** start of DATA SUPPLIED **
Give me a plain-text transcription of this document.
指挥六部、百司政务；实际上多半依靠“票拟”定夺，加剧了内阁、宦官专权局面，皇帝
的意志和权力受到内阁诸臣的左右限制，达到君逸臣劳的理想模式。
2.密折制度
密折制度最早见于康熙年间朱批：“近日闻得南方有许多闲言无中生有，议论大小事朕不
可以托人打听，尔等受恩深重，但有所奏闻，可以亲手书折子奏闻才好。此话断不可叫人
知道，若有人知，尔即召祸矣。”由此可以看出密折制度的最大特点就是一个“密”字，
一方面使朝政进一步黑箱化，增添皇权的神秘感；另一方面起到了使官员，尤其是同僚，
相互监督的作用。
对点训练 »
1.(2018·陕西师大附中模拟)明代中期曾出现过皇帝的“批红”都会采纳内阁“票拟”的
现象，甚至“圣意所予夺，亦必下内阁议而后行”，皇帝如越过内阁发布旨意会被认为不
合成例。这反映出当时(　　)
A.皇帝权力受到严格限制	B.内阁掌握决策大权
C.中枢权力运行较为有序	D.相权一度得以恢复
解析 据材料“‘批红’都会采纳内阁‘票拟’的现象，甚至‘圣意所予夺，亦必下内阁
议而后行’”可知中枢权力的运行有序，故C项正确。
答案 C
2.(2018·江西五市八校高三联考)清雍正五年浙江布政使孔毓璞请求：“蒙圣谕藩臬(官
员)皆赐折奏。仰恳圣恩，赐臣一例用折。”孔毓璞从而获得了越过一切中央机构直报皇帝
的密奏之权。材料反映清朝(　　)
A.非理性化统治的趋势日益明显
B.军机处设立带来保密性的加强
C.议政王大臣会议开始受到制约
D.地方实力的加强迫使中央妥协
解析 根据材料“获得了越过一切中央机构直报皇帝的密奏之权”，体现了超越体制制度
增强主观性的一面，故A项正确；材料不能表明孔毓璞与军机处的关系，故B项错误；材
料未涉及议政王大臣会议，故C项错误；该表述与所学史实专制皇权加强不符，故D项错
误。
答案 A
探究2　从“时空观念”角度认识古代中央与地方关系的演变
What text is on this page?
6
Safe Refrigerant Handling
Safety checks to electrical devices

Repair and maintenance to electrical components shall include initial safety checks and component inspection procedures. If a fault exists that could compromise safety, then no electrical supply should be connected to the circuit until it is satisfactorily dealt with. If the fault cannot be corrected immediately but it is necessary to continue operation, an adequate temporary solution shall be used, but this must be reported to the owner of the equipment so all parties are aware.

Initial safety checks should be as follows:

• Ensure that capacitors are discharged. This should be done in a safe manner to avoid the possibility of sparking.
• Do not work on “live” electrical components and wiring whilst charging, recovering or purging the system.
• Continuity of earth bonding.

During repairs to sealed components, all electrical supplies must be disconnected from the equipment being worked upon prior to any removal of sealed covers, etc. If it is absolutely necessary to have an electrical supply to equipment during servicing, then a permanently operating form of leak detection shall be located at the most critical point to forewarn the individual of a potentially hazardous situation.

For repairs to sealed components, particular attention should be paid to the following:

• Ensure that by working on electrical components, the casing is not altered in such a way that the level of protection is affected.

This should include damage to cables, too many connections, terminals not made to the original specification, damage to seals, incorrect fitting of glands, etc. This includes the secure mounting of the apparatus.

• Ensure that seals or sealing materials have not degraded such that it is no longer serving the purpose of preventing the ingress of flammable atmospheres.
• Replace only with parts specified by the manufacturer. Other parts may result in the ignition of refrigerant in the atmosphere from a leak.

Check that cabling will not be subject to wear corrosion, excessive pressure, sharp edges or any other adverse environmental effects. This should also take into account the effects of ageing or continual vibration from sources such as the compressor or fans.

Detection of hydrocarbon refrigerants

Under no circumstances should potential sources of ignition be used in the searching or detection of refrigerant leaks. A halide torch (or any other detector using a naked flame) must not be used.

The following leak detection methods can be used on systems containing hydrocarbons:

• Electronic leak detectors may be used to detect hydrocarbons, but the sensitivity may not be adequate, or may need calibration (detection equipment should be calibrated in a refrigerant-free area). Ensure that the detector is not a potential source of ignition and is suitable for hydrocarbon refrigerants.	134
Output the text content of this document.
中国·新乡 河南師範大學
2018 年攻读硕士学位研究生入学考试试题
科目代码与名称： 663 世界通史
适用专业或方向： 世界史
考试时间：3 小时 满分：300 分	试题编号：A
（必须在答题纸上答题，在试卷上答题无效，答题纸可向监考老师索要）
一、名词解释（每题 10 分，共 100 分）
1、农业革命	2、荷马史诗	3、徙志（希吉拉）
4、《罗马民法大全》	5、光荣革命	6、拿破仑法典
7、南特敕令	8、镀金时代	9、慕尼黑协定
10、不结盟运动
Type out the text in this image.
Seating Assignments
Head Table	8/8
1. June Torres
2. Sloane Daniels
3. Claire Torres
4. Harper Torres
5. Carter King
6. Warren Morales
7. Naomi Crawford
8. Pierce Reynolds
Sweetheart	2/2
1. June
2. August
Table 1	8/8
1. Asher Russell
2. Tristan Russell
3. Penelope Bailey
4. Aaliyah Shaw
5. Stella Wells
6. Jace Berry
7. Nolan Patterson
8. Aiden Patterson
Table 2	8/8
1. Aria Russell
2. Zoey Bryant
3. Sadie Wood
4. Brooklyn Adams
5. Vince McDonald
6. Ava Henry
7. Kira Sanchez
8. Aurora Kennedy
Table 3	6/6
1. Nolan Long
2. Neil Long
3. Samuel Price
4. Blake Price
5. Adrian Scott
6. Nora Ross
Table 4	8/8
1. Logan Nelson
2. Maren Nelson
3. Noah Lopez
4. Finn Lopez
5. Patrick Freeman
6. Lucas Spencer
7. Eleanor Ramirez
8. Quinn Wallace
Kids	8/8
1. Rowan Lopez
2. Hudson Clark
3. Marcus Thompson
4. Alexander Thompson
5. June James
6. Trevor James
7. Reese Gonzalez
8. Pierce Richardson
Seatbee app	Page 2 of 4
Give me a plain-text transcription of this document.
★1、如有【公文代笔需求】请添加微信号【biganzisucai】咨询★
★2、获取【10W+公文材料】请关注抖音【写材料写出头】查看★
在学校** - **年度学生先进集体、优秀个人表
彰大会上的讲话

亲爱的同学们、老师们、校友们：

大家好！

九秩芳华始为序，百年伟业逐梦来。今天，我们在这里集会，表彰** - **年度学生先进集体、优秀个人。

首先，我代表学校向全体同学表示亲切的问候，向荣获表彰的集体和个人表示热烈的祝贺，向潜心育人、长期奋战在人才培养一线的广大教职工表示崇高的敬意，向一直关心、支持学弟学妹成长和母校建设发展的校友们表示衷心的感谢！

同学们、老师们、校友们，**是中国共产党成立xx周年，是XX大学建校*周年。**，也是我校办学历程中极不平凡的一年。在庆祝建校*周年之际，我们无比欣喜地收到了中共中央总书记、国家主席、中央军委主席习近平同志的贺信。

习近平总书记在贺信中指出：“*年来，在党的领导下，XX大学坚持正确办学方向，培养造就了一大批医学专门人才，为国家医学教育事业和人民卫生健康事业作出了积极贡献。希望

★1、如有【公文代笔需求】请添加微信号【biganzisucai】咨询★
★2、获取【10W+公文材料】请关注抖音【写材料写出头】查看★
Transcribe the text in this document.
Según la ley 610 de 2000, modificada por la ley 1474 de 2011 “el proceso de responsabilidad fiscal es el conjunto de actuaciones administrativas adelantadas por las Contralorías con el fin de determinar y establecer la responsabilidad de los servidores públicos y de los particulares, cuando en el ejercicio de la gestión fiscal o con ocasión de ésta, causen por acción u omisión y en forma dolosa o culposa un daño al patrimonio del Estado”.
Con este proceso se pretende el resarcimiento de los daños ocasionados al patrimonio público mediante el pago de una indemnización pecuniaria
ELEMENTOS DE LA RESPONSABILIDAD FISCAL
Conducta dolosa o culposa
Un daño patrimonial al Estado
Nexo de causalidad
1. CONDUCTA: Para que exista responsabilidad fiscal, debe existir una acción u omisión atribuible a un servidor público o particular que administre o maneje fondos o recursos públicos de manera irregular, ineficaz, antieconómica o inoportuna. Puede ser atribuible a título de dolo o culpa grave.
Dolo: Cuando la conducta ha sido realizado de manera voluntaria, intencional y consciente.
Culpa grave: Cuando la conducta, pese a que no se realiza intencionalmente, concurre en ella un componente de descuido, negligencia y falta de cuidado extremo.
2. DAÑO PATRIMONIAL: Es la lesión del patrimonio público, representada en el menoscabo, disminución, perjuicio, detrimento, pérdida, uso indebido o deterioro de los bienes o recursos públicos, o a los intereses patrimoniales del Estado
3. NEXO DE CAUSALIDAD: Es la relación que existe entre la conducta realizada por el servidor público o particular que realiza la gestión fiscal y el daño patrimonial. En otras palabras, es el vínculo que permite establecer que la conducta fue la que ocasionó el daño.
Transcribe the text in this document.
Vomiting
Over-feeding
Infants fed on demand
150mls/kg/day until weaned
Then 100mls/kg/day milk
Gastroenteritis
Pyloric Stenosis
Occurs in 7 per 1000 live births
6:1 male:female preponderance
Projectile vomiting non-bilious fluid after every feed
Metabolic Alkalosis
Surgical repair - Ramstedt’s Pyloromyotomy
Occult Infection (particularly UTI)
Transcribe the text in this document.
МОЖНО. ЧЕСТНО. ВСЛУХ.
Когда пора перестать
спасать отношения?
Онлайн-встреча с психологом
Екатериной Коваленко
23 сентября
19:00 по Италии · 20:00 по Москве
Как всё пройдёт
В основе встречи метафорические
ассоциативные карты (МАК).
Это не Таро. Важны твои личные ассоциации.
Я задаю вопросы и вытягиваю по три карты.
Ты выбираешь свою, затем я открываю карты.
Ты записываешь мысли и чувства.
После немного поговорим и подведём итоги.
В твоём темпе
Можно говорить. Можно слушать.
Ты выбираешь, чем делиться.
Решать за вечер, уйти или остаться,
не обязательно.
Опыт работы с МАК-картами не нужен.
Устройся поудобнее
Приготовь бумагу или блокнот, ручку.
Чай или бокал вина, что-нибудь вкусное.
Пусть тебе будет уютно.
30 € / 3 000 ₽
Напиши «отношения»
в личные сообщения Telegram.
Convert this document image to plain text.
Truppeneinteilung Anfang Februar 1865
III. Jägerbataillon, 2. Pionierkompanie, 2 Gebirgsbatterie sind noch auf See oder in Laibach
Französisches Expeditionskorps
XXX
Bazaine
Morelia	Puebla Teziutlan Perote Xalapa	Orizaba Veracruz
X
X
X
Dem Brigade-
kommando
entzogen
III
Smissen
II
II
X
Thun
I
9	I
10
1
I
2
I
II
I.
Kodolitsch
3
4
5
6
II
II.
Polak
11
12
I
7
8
** end of DATA SUPPLIED **
→ WHAT IS EXPECTED
Look for the word "Russell" in every line of the listing and copy the lines that have it.

→ TASK ANSWER
1. Asher Russell
2. Tristan Russell
1. Aria Russell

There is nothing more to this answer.